INSTRUCTIONS TO FOLLOW:
Copy the lines below as they are; omit the images they contain.

Dataset records on visual material:
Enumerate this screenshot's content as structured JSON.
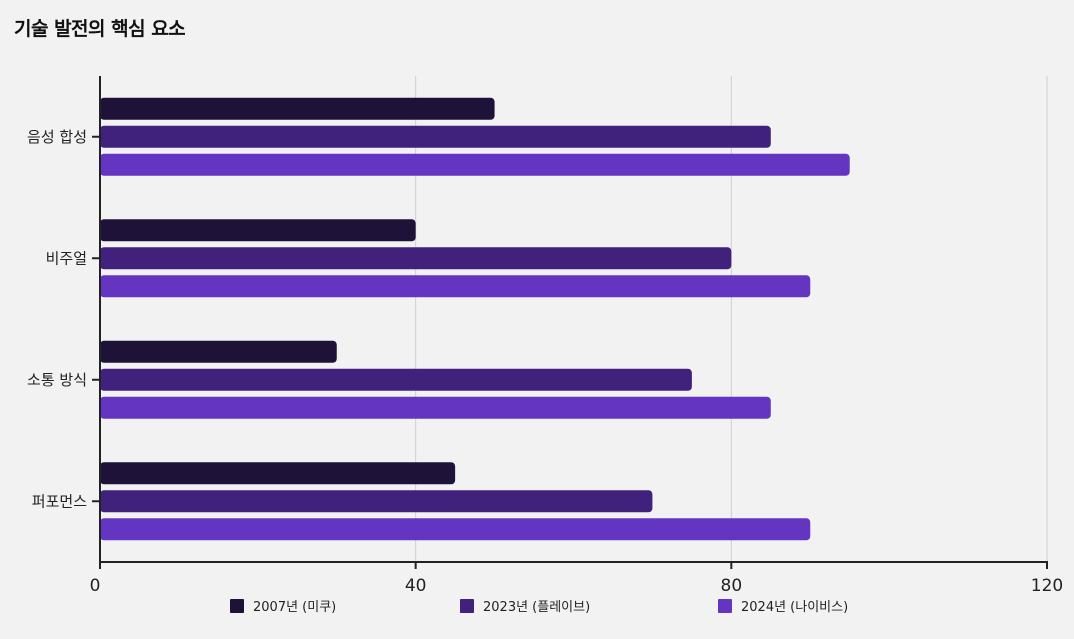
{
  "chart_data": {
    "type": "bar",
    "orientation": "horizontal",
    "title": "기술 발전의 핵심 요소",
    "categories": [
      "음성 합성",
      "비주얼",
      "소통 방식",
      "퍼포먼스"
    ],
    "series": [
      {
        "name": "2007년 (미쿠)",
        "color": "#1e1238",
        "values": [
          50,
          40,
          30,
          45
        ]
      },
      {
        "name": "2023년 (플레이브)",
        "color": "#40217b",
        "values": [
          85,
          80,
          75,
          70
        ]
      },
      {
        "name": "2024년 (나이비스)",
        "color": "#6435c1",
        "values": [
          95,
          90,
          85,
          90
        ]
      }
    ],
    "xlim": [
      0,
      120
    ],
    "xticks": [
      0,
      40,
      80,
      120
    ],
    "xlabel": "",
    "ylabel": "",
    "grid": "vertical",
    "legend_position": "bottom"
  }
}
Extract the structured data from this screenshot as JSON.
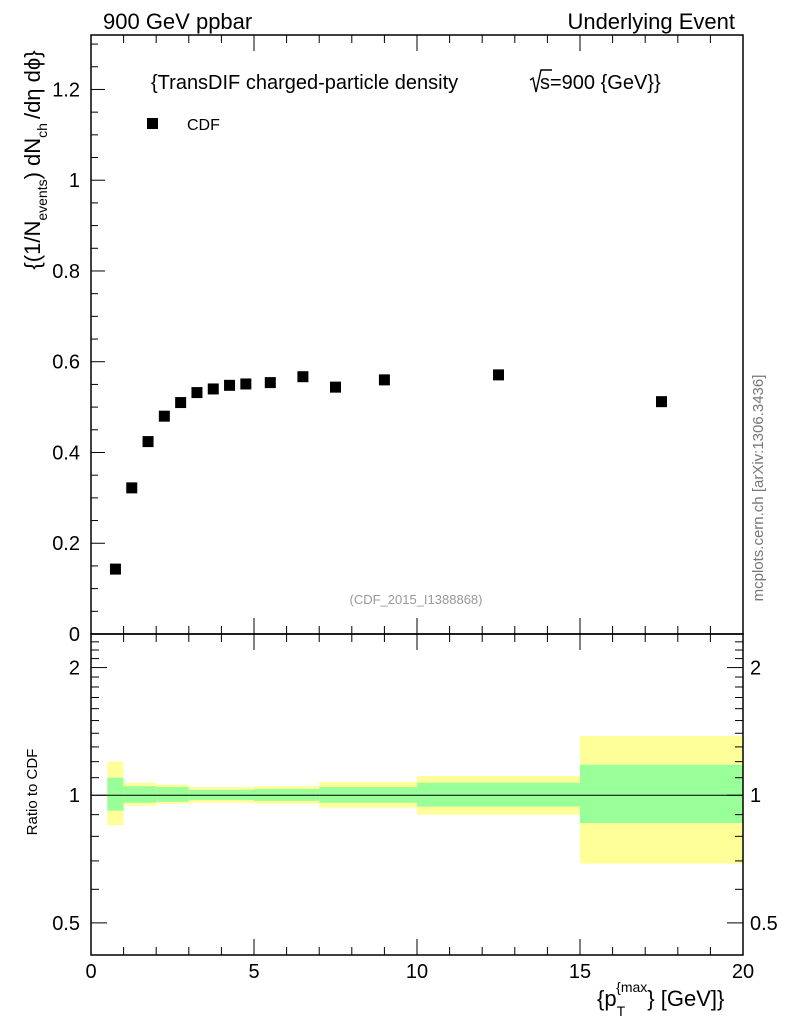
{
  "header": {
    "left": "900 GeV ppbar",
    "right": "Underlying Event"
  },
  "side_label": "mcplots.cern.ch [arXiv:1306.3436]",
  "chart_data": [
    {
      "type": "scatter",
      "title_text": "{TransDIF charged-particle density",
      "title_sqrt": "s",
      "title_energy": "=900 {GeV}}",
      "ylabel_parts": {
        "open": "{(1/N",
        "events_sub": "events",
        "mid": ") dN",
        "ch_sub": "ch",
        "tail": "/dη dϕ}"
      },
      "legend": [
        {
          "name": "CDF",
          "marker": "square",
          "color": "#000000"
        }
      ],
      "watermark": "(CDF_2015_I1388868)",
      "xlim": [
        0,
        20
      ],
      "ylim": [
        0,
        1.32
      ],
      "yticks": [
        0,
        0.2,
        0.4,
        0.6,
        0.8,
        1,
        1.2
      ],
      "ytick_labels": [
        "0",
        "0.2",
        "0.4",
        "0.6",
        "0.8",
        "1",
        "1.2"
      ],
      "series": [
        {
          "name": "CDF",
          "x": [
            0.75,
            1.25,
            1.75,
            2.25,
            2.75,
            3.25,
            3.75,
            4.25,
            4.75,
            5.5,
            6.5,
            7.5,
            9.0,
            12.5,
            17.5
          ],
          "y": [
            0.143,
            0.322,
            0.424,
            0.48,
            0.51,
            0.532,
            0.54,
            0.548,
            0.551,
            0.554,
            0.567,
            0.544,
            0.56,
            0.571,
            0.512
          ]
        }
      ]
    },
    {
      "type": "area",
      "ylabel": "Ratio to CDF",
      "xlabel_parts": {
        "open": "{p",
        "sub": "T",
        "sup": "{max",
        "close": "} [GeV]}"
      },
      "xlim": [
        0,
        20
      ],
      "ylim": [
        0.42,
        2.4
      ],
      "yscale": "log",
      "yticks": [
        0.5,
        1,
        2
      ],
      "ytick_labels": [
        "0.5",
        "1",
        "2"
      ],
      "xticks": [
        0,
        5,
        10,
        15,
        20
      ],
      "xtick_labels": [
        "0",
        "5",
        "10",
        "15",
        "20"
      ],
      "reference_line": 1.0,
      "bins": [
        {
          "lo": 0.5,
          "hi": 1.0,
          "stat": [
            0.92,
            1.1
          ],
          "total": [
            0.85,
            1.2
          ]
        },
        {
          "lo": 1.0,
          "hi": 2.0,
          "stat": [
            0.96,
            1.05
          ],
          "total": [
            0.945,
            1.07
          ]
        },
        {
          "lo": 2.0,
          "hi": 3.0,
          "stat": [
            0.965,
            1.045
          ],
          "total": [
            0.955,
            1.06
          ]
        },
        {
          "lo": 3.0,
          "hi": 5.0,
          "stat": [
            0.975,
            1.03
          ],
          "total": [
            0.96,
            1.045
          ]
        },
        {
          "lo": 5.0,
          "hi": 7.0,
          "stat": [
            0.97,
            1.035
          ],
          "total": [
            0.955,
            1.05
          ]
        },
        {
          "lo": 7.0,
          "hi": 10.0,
          "stat": [
            0.96,
            1.045
          ],
          "total": [
            0.935,
            1.075
          ]
        },
        {
          "lo": 10.0,
          "hi": 15.0,
          "stat": [
            0.94,
            1.07
          ],
          "total": [
            0.9,
            1.11
          ]
        },
        {
          "lo": 15.0,
          "hi": 20.0,
          "stat": [
            0.86,
            1.18
          ],
          "total": [
            0.69,
            1.38
          ]
        }
      ],
      "colors": {
        "stat": "#99ff99",
        "total": "#ffff99"
      }
    }
  ]
}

WORKED ANSWER:
Enumerate this screenshot's content as structured JSON.
{
  "chart_data": {
    "type": "bar",
    "orientation": "horizontal",
    "title": "기술 발전의 핵심 요소",
    "categories": [
      "음성 합성",
      "비주얼",
      "소통 방식",
      "퍼포먼스"
    ],
    "series": [
      {
        "name": "2007년 (미쿠)",
        "color": "#1e1238",
        "values": [
          50,
          40,
          30,
          45
        ]
      },
      {
        "name": "2023년 (플레이브)",
        "color": "#40217b",
        "values": [
          85,
          80,
          75,
          70
        ]
      },
      {
        "name": "2024년 (나이비스)",
        "color": "#6435c1",
        "values": [
          95,
          90,
          85,
          90
        ]
      }
    ],
    "xlim": [
      0,
      120
    ],
    "xticks": [
      0,
      40,
      80,
      120
    ],
    "xlabel": "",
    "ylabel": "",
    "grid": "vertical",
    "legend_position": "bottom"
  }
}
Extract the structured data from this screenshot as JSON.
{
  "header": {
    "left": "900 GeV ppbar",
    "right": "Underlying Event"
  },
  "side_label": "mcplots.cern.ch [arXiv:1306.3436]",
  "chart_data": [
    {
      "type": "scatter",
      "title_text": "{TransDIF charged-particle density",
      "title_sqrt": "s",
      "title_energy": "=900 {GeV}}",
      "ylabel_parts": {
        "open": "{(1/N",
        "events_sub": "events",
        "mid": ") dN",
        "ch_sub": "ch",
        "tail": "/dη dϕ}"
      },
      "legend": [
        {
          "name": "CDF",
          "marker": "square",
          "color": "#000000"
        }
      ],
      "watermark": "(CDF_2015_I1388868)",
      "xlim": [
        0,
        20
      ],
      "ylim": [
        0,
        1.32
      ],
      "yticks": [
        0,
        0.2,
        0.4,
        0.6,
        0.8,
        1,
        1.2
      ],
      "ytick_labels": [
        "0",
        "0.2",
        "0.4",
        "0.6",
        "0.8",
        "1",
        "1.2"
      ],
      "series": [
        {
          "name": "CDF",
          "x": [
            0.75,
            1.25,
            1.75,
            2.25,
            2.75,
            3.25,
            3.75,
            4.25,
            4.75,
            5.5,
            6.5,
            7.5,
            9.0,
            12.5,
            17.5
          ],
          "y": [
            0.143,
            0.322,
            0.424,
            0.48,
            0.51,
            0.532,
            0.54,
            0.548,
            0.551,
            0.554,
            0.567,
            0.544,
            0.56,
            0.571,
            0.512
          ]
        }
      ]
    },
    {
      "type": "area",
      "ylabel": "Ratio to CDF",
      "xlabel_parts": {
        "open": "{p",
        "sub": "T",
        "sup": "{max",
        "close": "} [GeV]}"
      },
      "xlim": [
        0,
        20
      ],
      "ylim": [
        0.42,
        2.4
      ],
      "yscale": "log",
      "yticks": [
        0.5,
        1,
        2
      ],
      "ytick_labels": [
        "0.5",
        "1",
        "2"
      ],
      "xticks": [
        0,
        5,
        10,
        15,
        20
      ],
      "xtick_labels": [
        "0",
        "5",
        "10",
        "15",
        "20"
      ],
      "reference_line": 1.0,
      "bins": [
        {
          "lo": 0.5,
          "hi": 1.0,
          "stat": [
            0.92,
            1.1
          ],
          "total": [
            0.85,
            1.2
          ]
        },
        {
          "lo": 1.0,
          "hi": 2.0,
          "stat": [
            0.96,
            1.05
          ],
          "total": [
            0.945,
            1.07
          ]
        },
        {
          "lo": 2.0,
          "hi": 3.0,
          "stat": [
            0.965,
            1.045
          ],
          "total": [
            0.955,
            1.06
          ]
        },
        {
          "lo": 3.0,
          "hi": 5.0,
          "stat": [
            0.975,
            1.03
          ],
          "total": [
            0.96,
            1.045
          ]
        },
        {
          "lo": 5.0,
          "hi": 7.0,
          "stat": [
            0.97,
            1.035
          ],
          "total": [
            0.955,
            1.05
          ]
        },
        {
          "lo": 7.0,
          "hi": 10.0,
          "stat": [
            0.96,
            1.045
          ],
          "total": [
            0.935,
            1.075
          ]
        },
        {
          "lo": 10.0,
          "hi": 15.0,
          "stat": [
            0.94,
            1.07
          ],
          "total": [
            0.9,
            1.11
          ]
        },
        {
          "lo": 15.0,
          "hi": 20.0,
          "stat": [
            0.86,
            1.18
          ],
          "total": [
            0.69,
            1.38
          ]
        }
      ],
      "colors": {
        "stat": "#99ff99",
        "total": "#ffff99"
      }
    }
  ]
}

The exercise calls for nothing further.